* **Task details**
Set down the material once more, exactly as it appears.
++++ Materials provided
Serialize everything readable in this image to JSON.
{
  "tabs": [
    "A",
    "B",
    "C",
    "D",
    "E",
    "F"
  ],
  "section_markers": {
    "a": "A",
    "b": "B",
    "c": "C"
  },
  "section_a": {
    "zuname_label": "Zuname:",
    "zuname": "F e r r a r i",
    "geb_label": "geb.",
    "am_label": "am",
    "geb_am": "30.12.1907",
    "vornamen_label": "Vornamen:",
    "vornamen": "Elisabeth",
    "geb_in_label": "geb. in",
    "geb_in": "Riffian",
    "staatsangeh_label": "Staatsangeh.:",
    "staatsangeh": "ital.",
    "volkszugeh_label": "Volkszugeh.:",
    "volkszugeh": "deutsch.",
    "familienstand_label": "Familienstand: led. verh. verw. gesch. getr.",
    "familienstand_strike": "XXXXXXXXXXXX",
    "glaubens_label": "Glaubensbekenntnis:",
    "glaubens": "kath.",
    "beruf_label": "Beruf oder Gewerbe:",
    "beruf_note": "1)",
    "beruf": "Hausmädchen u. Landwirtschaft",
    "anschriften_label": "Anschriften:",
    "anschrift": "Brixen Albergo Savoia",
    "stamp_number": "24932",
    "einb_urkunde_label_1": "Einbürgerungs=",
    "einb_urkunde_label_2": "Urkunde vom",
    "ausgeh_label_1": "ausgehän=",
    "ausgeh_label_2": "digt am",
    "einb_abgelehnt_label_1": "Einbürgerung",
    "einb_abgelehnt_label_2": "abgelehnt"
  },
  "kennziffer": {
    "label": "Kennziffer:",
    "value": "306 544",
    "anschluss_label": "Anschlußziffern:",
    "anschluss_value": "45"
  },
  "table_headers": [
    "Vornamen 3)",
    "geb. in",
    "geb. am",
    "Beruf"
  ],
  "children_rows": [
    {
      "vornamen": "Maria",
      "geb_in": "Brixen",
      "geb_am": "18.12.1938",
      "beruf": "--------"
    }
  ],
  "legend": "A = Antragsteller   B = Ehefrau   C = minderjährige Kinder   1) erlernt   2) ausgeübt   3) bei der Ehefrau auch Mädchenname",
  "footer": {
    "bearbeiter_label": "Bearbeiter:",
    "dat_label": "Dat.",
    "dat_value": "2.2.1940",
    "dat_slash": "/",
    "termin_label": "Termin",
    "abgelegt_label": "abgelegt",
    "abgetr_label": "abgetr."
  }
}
++++++++
* **Written reply**
Serialize everything readable in this image to JSON.
{
  "tabs": [
    "A",
    "B",
    "C",
    "D",
    "E",
    "F"
  ],
  "section_markers": {
    "a": "A",
    "b": "B",
    "c": "C"
  },
  "section_a": {
    "zuname_label": "Zuname:",
    "zuname": "F e r r a r i",
    "geb_label": "geb.",
    "am_label": "am",
    "geb_am": "30.12.1907",
    "vornamen_label": "Vornamen:",
    "vornamen": "Elisabeth",
    "geb_in_label": "geb. in",
    "geb_in": "Riffian",
    "staatsangeh_label": "Staatsangeh.:",
    "staatsangeh": "ital.",
    "volkszugeh_label": "Volkszugeh.:",
    "volkszugeh": "deutsch.",
    "familienstand_label": "Familienstand: led. verh. verw. gesch. getr.",
    "familienstand_strike": "XXXXXXXXXXXX",
    "glaubens_label": "Glaubensbekenntnis:",
    "glaubens": "kath.",
    "beruf_label": "Beruf oder Gewerbe:",
    "beruf_note": "1)",
    "beruf": "Hausmädchen u. Landwirtschaft",
    "anschriften_label": "Anschriften:",
    "anschrift": "Brixen Albergo Savoia",
    "stamp_number": "24932",
    "einb_urkunde_label_1": "Einbürgerungs=",
    "einb_urkunde_label_2": "Urkunde vom",
    "ausgeh_label_1": "ausgehän=",
    "ausgeh_label_2": "digt am",
    "einb_abgelehnt_label_1": "Einbürgerung",
    "einb_abgelehnt_label_2": "abgelehnt"
  },
  "kennziffer": {
    "label": "Kennziffer:",
    "value": "306 544",
    "anschluss_label": "Anschlußziffern:",
    "anschluss_value": "45"
  },
  "table_headers": [
    "Vornamen 3)",
    "geb. in",
    "geb. am",
    "Beruf"
  ],
  "children_rows": [
    {
      "vornamen": "Maria",
      "geb_in": "Brixen",
      "geb_am": "18.12.1938",
      "beruf": "--------"
    }
  ],
  "legend": "A = Antragsteller   B = Ehefrau   C = minderjährige Kinder   1) erlernt   2) ausgeübt   3) bei der Ehefrau auch Mädchenname",
  "footer": {
    "bearbeiter_label": "Bearbeiter:",
    "dat_label": "Dat.",
    "dat_value": "2.2.1940",
    "dat_slash": "/",
    "termin_label": "Termin",
    "abgelegt_label": "abgelegt",
    "abgetr_label": "abgetr."
  }
}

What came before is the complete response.